● TASK TO CARRY OUT
Rewrite as a JSON list of strings, one string per line with blank lines left out, only the lines starting with the line containing "verified-badge-icon: [413, 97, 431, 115]" and going on through the line containing "grok-floating-button[interactable]: [1190, 585, 1244, 639]".

___ DATA ROWS

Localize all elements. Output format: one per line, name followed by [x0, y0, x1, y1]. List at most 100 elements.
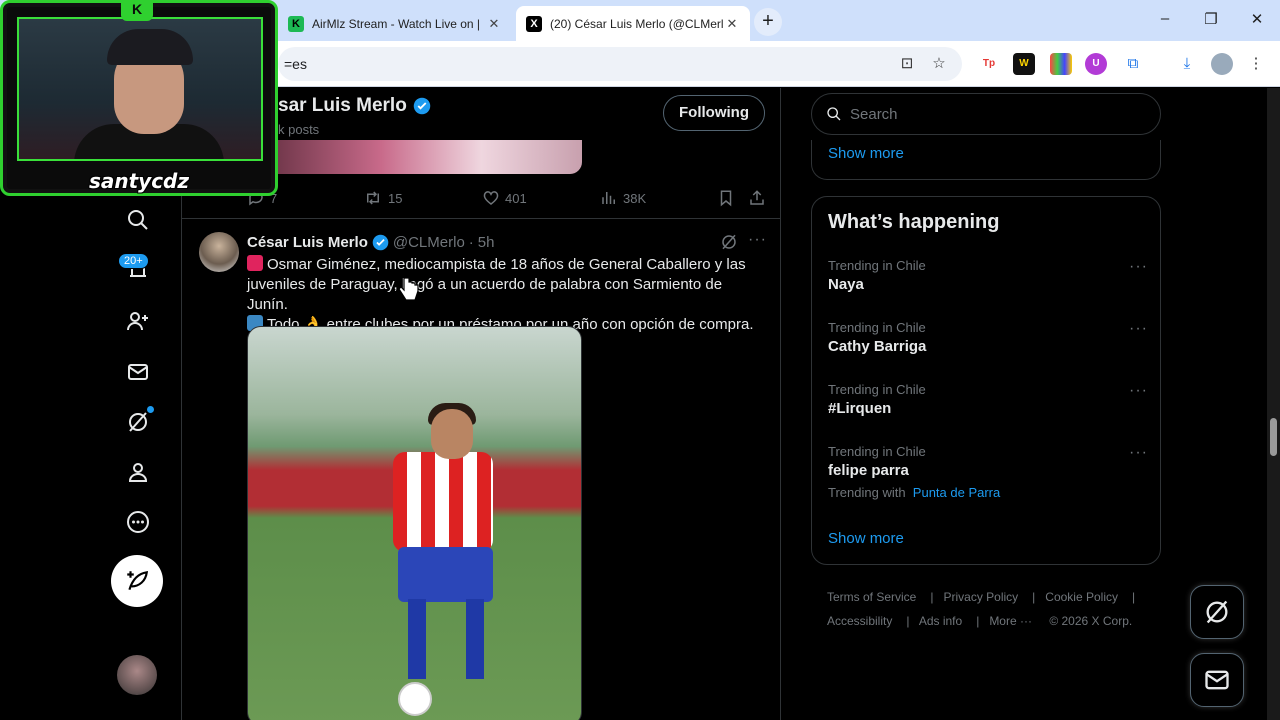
verified-badge-icon: [413, 97, 431, 115]
extensions-puzzle-icon[interactable]: ⧉: [1122, 53, 1144, 75]
tab-close-icon[interactable]: ✕: [724, 16, 740, 32]
tweet-author-handle[interactable]: @CLMerlo: [393, 234, 465, 251]
tweet-more-icon[interactable]: ···: [748, 231, 767, 249]
tab-close-icon[interactable]: ✕: [486, 16, 502, 32]
x-favicon-icon: X: [526, 15, 542, 32]
footer-link[interactable]: Cookie Policy: [1045, 590, 1118, 604]
tweet-divider: [182, 218, 780, 219]
tab-title: (20) César Luis Merlo (@CLMerlo: [550, 16, 724, 31]
trend-item[interactable]: Trending in Chile Naya ···: [828, 258, 1148, 293]
footer-link[interactable]: Terms of Service: [827, 590, 916, 604]
browser-menu-icon[interactable]: ⋮: [1245, 53, 1267, 75]
streamer-name: santycdz: [88, 169, 190, 193]
trend-more-icon[interactable]: ···: [1129, 382, 1148, 400]
tab-title: AirMlz Stream - Watch Live on |: [312, 16, 481, 31]
show-more-link[interactable]: Show more: [828, 145, 904, 162]
previous-tweet-image[interactable]: [247, 140, 582, 174]
new-tab-button[interactable]: +: [754, 8, 782, 36]
soccer-ball: [398, 682, 432, 716]
profile-name: sar Luis Merlo: [278, 95, 407, 116]
extension-u-icon[interactable]: U: [1085, 53, 1107, 75]
maximize-button[interactable]: ❐: [1196, 10, 1226, 28]
grok-explain-icon[interactable]: [720, 233, 738, 251]
profile-post-count: k posts: [278, 122, 320, 137]
following-button[interactable]: Following: [663, 95, 765, 131]
grok-floating-button[interactable]: [1190, 585, 1244, 639]
tweet-photo[interactable]: [247, 326, 582, 720]
hand-cursor-icon: [398, 277, 419, 301]
trend-with: Trending with Punta de Parra: [828, 485, 1148, 500]
minimize-button[interactable]: –: [1150, 10, 1180, 27]
whats-happening-panel: What’s happening Trending in Chile Naya …: [811, 196, 1161, 565]
bookmark-star-icon[interactable]: ☆: [928, 53, 950, 75]
trend-item[interactable]: Trending in Chile #Lirquen ···: [828, 382, 1148, 417]
siren-emoji-icon: [247, 255, 263, 271]
trend-with-label: Trending with: [828, 485, 906, 500]
footer-link[interactable]: More ···: [989, 614, 1032, 628]
tweet-author-name[interactable]: César Luis Merlo: [247, 234, 368, 251]
trend-name: felipe parra: [828, 462, 909, 479]
compose-post-button[interactable]: [111, 555, 163, 607]
trend-more-icon[interactable]: ···: [1129, 258, 1148, 276]
trend-more-icon[interactable]: ···: [1129, 320, 1148, 338]
right-sidebar: Search Show more What’s happening Trendi…: [811, 88, 1161, 720]
address-bar[interactable]: =es ⊡ ☆: [278, 47, 962, 81]
profile-avatar-icon[interactable]: [1211, 53, 1233, 75]
tweet-text: Osmar Giménez, mediocampista de 18 años …: [247, 255, 767, 335]
share-action[interactable]: [748, 189, 766, 207]
tab-x-profile[interactable]: X (20) César Luis Merlo (@CLMerlo ✕: [516, 6, 750, 41]
messages-floating-button[interactable]: [1190, 653, 1244, 707]
bookmark-icon: [720, 190, 732, 207]
bookmark-action[interactable]: [717, 189, 735, 207]
repost-icon: [367, 191, 379, 205]
like-count: 401: [505, 190, 527, 206]
views-action[interactable]: 38K: [600, 189, 646, 207]
trend-context: Trending in Chile: [828, 382, 926, 397]
profile-person-icon[interactable]: [123, 457, 153, 487]
trend-item[interactable]: Trending in Chile Cathy Barriga ···: [828, 320, 1148, 355]
account-avatar[interactable]: [117, 655, 157, 695]
extension-tp-icon[interactable]: Tp: [978, 53, 1000, 75]
notifications-badge: 20+: [118, 253, 149, 269]
scrollbar-thumb[interactable]: [1270, 418, 1277, 456]
follow-add-person-icon[interactable]: [123, 306, 153, 336]
repost-count: 15: [388, 190, 403, 206]
messages-envelope-icon: [1205, 670, 1229, 690]
trend-item[interactable]: Trending in Chile felipe parra Trending …: [828, 444, 1148, 500]
repost-action[interactable]: 15: [363, 189, 402, 207]
views-chart-icon: [602, 192, 615, 204]
url-text[interactable]: =es: [284, 56, 307, 72]
trend-context: Trending in Chile: [828, 320, 926, 335]
like-heart-icon: [483, 191, 499, 205]
footer-link[interactable]: Accessibility: [827, 614, 892, 628]
kick-favicon-icon: K: [288, 15, 304, 32]
tab-airmlz[interactable]: K AirMlz Stream - Watch Live on | ✕: [278, 6, 512, 41]
search-icon: [827, 107, 841, 121]
extension-w-icon[interactable]: W: [1013, 53, 1035, 75]
close-window-button[interactable]: ✕: [1242, 10, 1272, 28]
grok-new-dot: [147, 406, 154, 413]
explore-search-icon[interactable]: [123, 205, 153, 235]
tweet-author-avatar[interactable]: [199, 232, 239, 272]
search-box[interactable]: Search: [811, 93, 1161, 135]
sidebar-section-top: Show more: [811, 140, 1161, 180]
trend-with-link[interactable]: Punta de Parra: [913, 485, 1000, 500]
trend-more-icon[interactable]: ···: [1129, 444, 1148, 462]
trend-name: #Lirquen: [828, 400, 892, 417]
more-circle-icon[interactable]: [123, 507, 153, 537]
like-action[interactable]: 401: [482, 189, 527, 207]
copyright: © 2026 X Corp.: [1049, 614, 1133, 628]
player-head: [431, 409, 473, 459]
footer-link[interactable]: Privacy Policy: [943, 590, 1018, 604]
footer-link[interactable]: Ads info: [919, 614, 962, 628]
download-icon[interactable]: ⤓: [1176, 53, 1198, 75]
streamer-webcam-overlay: K santycdz: [0, 0, 278, 196]
player-shirt: [393, 452, 493, 552]
messages-envelope-icon[interactable]: [123, 357, 153, 387]
install-app-icon[interactable]: ⊡: [896, 53, 918, 75]
header-separator: ·: [468, 234, 474, 251]
extension-color-icon[interactable]: [1050, 53, 1072, 75]
show-more-trends-link[interactable]: Show more: [828, 530, 904, 547]
page-scrollbar[interactable]: [1267, 88, 1280, 720]
tweet-time[interactable]: 5h: [478, 234, 495, 251]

______

● SOLUTION FOR THIS PROBLEM
[
  "verified-badge-icon: [413, 97, 431, 115]",
  "extensions-puzzle-icon[interactable]: ⧉: [1122, 53, 1144, 75]",
  "tab-close-icon[interactable]: ✕: [724, 16, 740, 32]",
  "tweet-author-handle[interactable]: @CLMerlo: [393, 234, 465, 251]",
  "tweet-more-icon[interactable]: ···: [748, 231, 767, 249]",
  "tab-close-icon[interactable]: ✕: [486, 16, 502, 32]",
  "x-favicon-icon: X: [526, 15, 542, 32]",
  "footer-link[interactable]: Cookie Policy: [1045, 590, 1118, 604]",
  "tweet-divider: [182, 218, 780, 219]",
  "tab-title: (20) César Luis Merlo (@CLMerlo: [550, 16, 724, 31]",
  "trend-item[interactable]: Trending in Chile Naya ···: [828, 258, 1148, 293]",
  "footer-link[interactable]: Terms of Service: [827, 590, 916, 604]",
  "browser-menu-icon[interactable]: ⋮: [1245, 53, 1267, 75]",
  "streamer-name: santycdz: [88, 169, 190, 193]",
  "trend-more-icon[interactable]: ···: [1129, 382, 1148, 400]",
  "tab-title: AirMlz Stream - Watch Live on |: [312, 16, 481, 31]",
  "show-more-link[interactable]: Show more: [828, 145, 904, 162]",
  "previous-tweet-image[interactable]: [247, 140, 582, 174]",
  "new-tab-button[interactable]: +: [754, 8, 782, 36]",
  "soccer-ball: [398, 682, 432, 716]",
  "profile-name: sar Luis Merlo: [278, 95, 407, 116]",
  "extension-u-icon[interactable]: U: [1085, 53, 1107, 75]",
  "maximize-button[interactable]: ❐: [1196, 10, 1226, 28]",
  "grok-explain-icon[interactable]: [720, 233, 738, 251]",
  "profile-post-count: k posts: [278, 122, 320, 137]",
  "following-button[interactable]: Following: [663, 95, 765, 131]",
  "grok-floating-button[interactable]: [1190, 585, 1244, 639]"
]